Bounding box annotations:
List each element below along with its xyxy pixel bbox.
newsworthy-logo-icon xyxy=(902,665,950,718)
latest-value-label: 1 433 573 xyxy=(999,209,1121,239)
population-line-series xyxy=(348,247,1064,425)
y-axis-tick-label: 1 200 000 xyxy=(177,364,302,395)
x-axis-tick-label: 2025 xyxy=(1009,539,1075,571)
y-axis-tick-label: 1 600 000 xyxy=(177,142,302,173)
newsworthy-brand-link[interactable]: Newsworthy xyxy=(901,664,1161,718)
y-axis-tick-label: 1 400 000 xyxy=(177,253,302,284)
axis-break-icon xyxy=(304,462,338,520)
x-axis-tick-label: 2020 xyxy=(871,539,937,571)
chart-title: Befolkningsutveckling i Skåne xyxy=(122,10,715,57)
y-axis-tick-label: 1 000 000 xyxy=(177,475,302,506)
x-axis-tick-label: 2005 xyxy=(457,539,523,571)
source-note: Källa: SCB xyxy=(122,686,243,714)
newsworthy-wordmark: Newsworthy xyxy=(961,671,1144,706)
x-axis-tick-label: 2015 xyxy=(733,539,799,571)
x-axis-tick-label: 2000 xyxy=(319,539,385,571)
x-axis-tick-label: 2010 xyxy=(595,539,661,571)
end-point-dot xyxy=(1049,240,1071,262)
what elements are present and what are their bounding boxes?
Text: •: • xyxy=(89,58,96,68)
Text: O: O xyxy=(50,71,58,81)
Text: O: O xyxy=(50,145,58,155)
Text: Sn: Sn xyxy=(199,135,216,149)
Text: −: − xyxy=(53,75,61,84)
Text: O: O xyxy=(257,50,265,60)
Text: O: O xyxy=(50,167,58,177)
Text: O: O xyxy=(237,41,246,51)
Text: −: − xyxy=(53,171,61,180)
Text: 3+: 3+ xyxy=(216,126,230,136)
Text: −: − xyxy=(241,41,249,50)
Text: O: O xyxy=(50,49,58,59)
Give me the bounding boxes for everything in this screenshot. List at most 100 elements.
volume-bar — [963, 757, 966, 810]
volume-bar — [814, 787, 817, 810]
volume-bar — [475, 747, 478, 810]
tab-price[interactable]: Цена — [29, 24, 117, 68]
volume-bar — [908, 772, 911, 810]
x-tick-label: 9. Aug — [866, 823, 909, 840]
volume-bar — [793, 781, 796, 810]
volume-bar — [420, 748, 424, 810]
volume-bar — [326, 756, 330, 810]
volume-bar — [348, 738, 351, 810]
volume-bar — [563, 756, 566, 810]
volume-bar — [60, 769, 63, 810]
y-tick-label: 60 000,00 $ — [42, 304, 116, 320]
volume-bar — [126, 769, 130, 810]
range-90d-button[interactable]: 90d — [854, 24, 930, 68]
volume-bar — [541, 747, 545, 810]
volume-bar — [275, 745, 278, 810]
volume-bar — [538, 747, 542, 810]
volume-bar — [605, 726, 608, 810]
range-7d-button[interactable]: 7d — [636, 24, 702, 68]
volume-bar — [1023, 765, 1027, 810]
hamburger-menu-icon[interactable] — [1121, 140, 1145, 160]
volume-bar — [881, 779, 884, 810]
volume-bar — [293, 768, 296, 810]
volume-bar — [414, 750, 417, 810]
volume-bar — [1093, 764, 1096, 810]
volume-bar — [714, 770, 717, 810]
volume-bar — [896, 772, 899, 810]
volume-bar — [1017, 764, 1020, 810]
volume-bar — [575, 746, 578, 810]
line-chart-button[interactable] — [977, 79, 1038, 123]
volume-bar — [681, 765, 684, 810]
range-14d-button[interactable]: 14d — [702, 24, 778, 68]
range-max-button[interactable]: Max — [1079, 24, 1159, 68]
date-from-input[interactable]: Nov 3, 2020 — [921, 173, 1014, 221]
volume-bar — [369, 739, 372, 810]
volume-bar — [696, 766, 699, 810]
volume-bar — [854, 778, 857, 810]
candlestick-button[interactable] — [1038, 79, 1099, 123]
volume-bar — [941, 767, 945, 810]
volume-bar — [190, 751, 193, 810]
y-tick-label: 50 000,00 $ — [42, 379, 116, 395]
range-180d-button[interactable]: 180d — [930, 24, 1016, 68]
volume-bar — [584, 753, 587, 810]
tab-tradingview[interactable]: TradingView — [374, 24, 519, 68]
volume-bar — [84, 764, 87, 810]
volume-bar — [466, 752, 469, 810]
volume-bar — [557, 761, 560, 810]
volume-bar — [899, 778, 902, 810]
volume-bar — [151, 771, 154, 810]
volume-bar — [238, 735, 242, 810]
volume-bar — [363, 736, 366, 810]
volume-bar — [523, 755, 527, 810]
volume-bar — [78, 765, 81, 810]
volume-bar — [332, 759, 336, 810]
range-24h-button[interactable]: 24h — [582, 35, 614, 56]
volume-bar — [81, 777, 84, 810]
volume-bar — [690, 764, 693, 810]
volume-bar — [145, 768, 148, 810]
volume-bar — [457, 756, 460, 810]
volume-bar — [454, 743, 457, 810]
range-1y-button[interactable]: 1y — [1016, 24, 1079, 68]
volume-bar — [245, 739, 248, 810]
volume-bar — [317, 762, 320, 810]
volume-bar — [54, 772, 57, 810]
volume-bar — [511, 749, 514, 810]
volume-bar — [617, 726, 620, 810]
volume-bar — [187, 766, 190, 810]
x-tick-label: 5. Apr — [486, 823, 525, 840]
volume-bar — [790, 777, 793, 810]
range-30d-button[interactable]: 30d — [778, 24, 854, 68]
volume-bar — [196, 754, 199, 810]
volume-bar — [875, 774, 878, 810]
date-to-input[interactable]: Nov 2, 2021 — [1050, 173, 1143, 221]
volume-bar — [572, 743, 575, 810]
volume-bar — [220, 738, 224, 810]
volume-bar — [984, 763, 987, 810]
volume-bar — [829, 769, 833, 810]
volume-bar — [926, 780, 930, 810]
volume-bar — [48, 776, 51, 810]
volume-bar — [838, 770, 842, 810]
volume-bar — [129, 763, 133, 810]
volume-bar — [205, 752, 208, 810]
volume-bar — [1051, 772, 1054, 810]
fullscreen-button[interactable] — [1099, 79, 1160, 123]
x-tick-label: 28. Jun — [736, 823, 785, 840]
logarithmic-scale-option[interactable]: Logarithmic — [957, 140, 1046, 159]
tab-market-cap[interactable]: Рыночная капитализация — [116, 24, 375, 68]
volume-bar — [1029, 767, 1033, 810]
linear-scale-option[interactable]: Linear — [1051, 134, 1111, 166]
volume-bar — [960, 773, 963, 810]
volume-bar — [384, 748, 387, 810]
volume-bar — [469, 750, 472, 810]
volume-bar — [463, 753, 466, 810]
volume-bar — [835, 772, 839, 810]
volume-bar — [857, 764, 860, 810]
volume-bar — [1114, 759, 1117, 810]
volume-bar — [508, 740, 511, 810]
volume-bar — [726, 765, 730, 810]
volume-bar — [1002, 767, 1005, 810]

Aim
Rewrite the records above, substituting "volume-column" for every occurrence of "volume-bar". Leave everything else unchanged.

Solution to this task
List each element below along with its xyxy pixel bbox.
newsworthy-logo-icon xyxy=(902,665,950,718)
latest-value-label: 1 433 573 xyxy=(999,209,1121,239)
population-line-series xyxy=(348,247,1064,425)
y-axis-tick-label: 1 200 000 xyxy=(177,364,302,395)
x-axis-tick-label: 2025 xyxy=(1009,539,1075,571)
y-axis-tick-label: 1 600 000 xyxy=(177,142,302,173)
newsworthy-brand-link[interactable]: Newsworthy xyxy=(901,664,1161,718)
y-axis-tick-label: 1 400 000 xyxy=(177,253,302,284)
axis-break-icon xyxy=(304,462,338,520)
x-axis-tick-label: 2020 xyxy=(871,539,937,571)
chart-title: Befolkningsutveckling i Skåne xyxy=(122,10,715,57)
y-axis-tick-label: 1 000 000 xyxy=(177,475,302,506)
x-axis-tick-label: 2005 xyxy=(457,539,523,571)
source-note: Källa: SCB xyxy=(122,686,243,714)
newsworthy-wordmark: Newsworthy xyxy=(961,671,1144,706)
x-axis-tick-label: 2015 xyxy=(733,539,799,571)
x-axis-tick-label: 2000 xyxy=(319,539,385,571)
x-axis-tick-label: 2010 xyxy=(595,539,661,571)
end-point-dot xyxy=(1049,240,1071,262)
what elements are present and what are their bounding boxes?
Text: •: • xyxy=(89,58,96,68)
Text: O: O xyxy=(50,71,58,81)
Text: O: O xyxy=(50,145,58,155)
Text: Sn: Sn xyxy=(199,135,216,149)
Text: −: − xyxy=(53,75,61,84)
Text: O: O xyxy=(257,50,265,60)
Text: O: O xyxy=(50,167,58,177)
Text: O: O xyxy=(237,41,246,51)
Text: −: − xyxy=(53,171,61,180)
Text: 3+: 3+ xyxy=(216,126,230,136)
Text: −: − xyxy=(241,41,249,50)
Text: O: O xyxy=(50,49,58,59)
Give me the bounding boxes for everything in this screenshot. List at most 100 elements.
volume-column — [963, 757, 966, 810]
volume-column — [814, 787, 817, 810]
volume-column — [475, 747, 478, 810]
tab-price[interactable]: Цена — [29, 24, 117, 68]
volume-column — [908, 772, 911, 810]
x-tick-label: 9. Aug — [866, 823, 909, 840]
volume-column — [793, 781, 796, 810]
volume-column — [420, 748, 424, 810]
volume-column — [326, 756, 330, 810]
volume-column — [348, 738, 351, 810]
volume-column — [563, 756, 566, 810]
volume-column — [60, 769, 63, 810]
y-tick-label: 60 000,00 $ — [42, 304, 116, 320]
volume-column — [126, 769, 130, 810]
range-90d-button[interactable]: 90d — [854, 24, 930, 68]
volume-column — [541, 747, 545, 810]
volume-column — [275, 745, 278, 810]
volume-column — [538, 747, 542, 810]
volume-column — [605, 726, 608, 810]
range-7d-button[interactable]: 7d — [636, 24, 702, 68]
volume-column — [1023, 765, 1027, 810]
hamburger-menu-icon[interactable] — [1121, 140, 1145, 160]
volume-column — [881, 779, 884, 810]
volume-column — [293, 768, 296, 810]
volume-column — [414, 750, 417, 810]
volume-column — [1093, 764, 1096, 810]
volume-column — [714, 770, 717, 810]
volume-column — [896, 772, 899, 810]
volume-column — [1017, 764, 1020, 810]
volume-column — [575, 746, 578, 810]
line-chart-button[interactable] — [977, 79, 1038, 123]
volume-column — [681, 765, 684, 810]
range-14d-button[interactable]: 14d — [702, 24, 778, 68]
range-max-button[interactable]: Max — [1079, 24, 1159, 68]
date-from-input[interactable]: Nov 3, 2020 — [921, 173, 1014, 221]
volume-column — [369, 739, 372, 810]
volume-column — [696, 766, 699, 810]
volume-column — [854, 778, 857, 810]
candlestick-button[interactable] — [1038, 79, 1099, 123]
volume-column — [941, 767, 945, 810]
volume-column — [190, 751, 193, 810]
y-tick-label: 50 000,00 $ — [42, 379, 116, 395]
range-180d-button[interactable]: 180d — [930, 24, 1016, 68]
volume-column — [584, 753, 587, 810]
tab-tradingview[interactable]: TradingView — [374, 24, 519, 68]
volume-column — [84, 764, 87, 810]
volume-column — [466, 752, 469, 810]
volume-column — [557, 761, 560, 810]
volume-column — [899, 778, 902, 810]
volume-column — [151, 771, 154, 810]
volume-column — [238, 735, 242, 810]
volume-column — [363, 736, 366, 810]
volume-column — [523, 755, 527, 810]
volume-column — [78, 765, 81, 810]
volume-column — [332, 759, 336, 810]
range-24h-button[interactable]: 24h — [582, 35, 614, 56]
volume-column — [81, 777, 84, 810]
volume-column — [690, 764, 693, 810]
volume-column — [145, 768, 148, 810]
volume-column — [457, 756, 460, 810]
volume-column — [454, 743, 457, 810]
range-1y-button[interactable]: 1y — [1016, 24, 1079, 68]
volume-column — [245, 739, 248, 810]
volume-column — [317, 762, 320, 810]
volume-column — [54, 772, 57, 810]
volume-column — [511, 749, 514, 810]
volume-column — [617, 726, 620, 810]
volume-column — [187, 766, 190, 810]
x-tick-label: 5. Apr — [486, 823, 525, 840]
volume-column — [790, 777, 793, 810]
range-30d-button[interactable]: 30d — [778, 24, 854, 68]
volume-column — [196, 754, 199, 810]
volume-column — [875, 774, 878, 810]
date-to-input[interactable]: Nov 2, 2021 — [1050, 173, 1143, 221]
volume-column — [572, 743, 575, 810]
volume-column — [220, 738, 224, 810]
volume-column — [984, 763, 987, 810]
volume-column — [829, 769, 833, 810]
volume-column — [926, 780, 930, 810]
volume-column — [48, 776, 51, 810]
volume-column — [838, 770, 842, 810]
volume-column — [129, 763, 133, 810]
volume-column — [205, 752, 208, 810]
volume-column — [1051, 772, 1054, 810]
fullscreen-button[interactable] — [1099, 79, 1160, 123]
x-tick-label: 28. Jun — [736, 823, 785, 840]
logarithmic-scale-option[interactable]: Logarithmic — [957, 140, 1046, 159]
tab-market-cap[interactable]: Рыночная капитализация — [116, 24, 375, 68]
volume-column — [1029, 767, 1033, 810]
linear-scale-option[interactable]: Linear — [1051, 134, 1111, 166]
volume-column — [960, 773, 963, 810]
volume-column — [384, 748, 387, 810]
volume-column — [469, 750, 472, 810]
volume-column — [463, 753, 466, 810]
volume-column — [835, 772, 839, 810]
volume-column — [857, 764, 860, 810]
volume-column — [1114, 759, 1117, 810]
volume-column — [508, 740, 511, 810]
volume-column — [726, 765, 730, 810]
volume-column — [1002, 767, 1005, 810]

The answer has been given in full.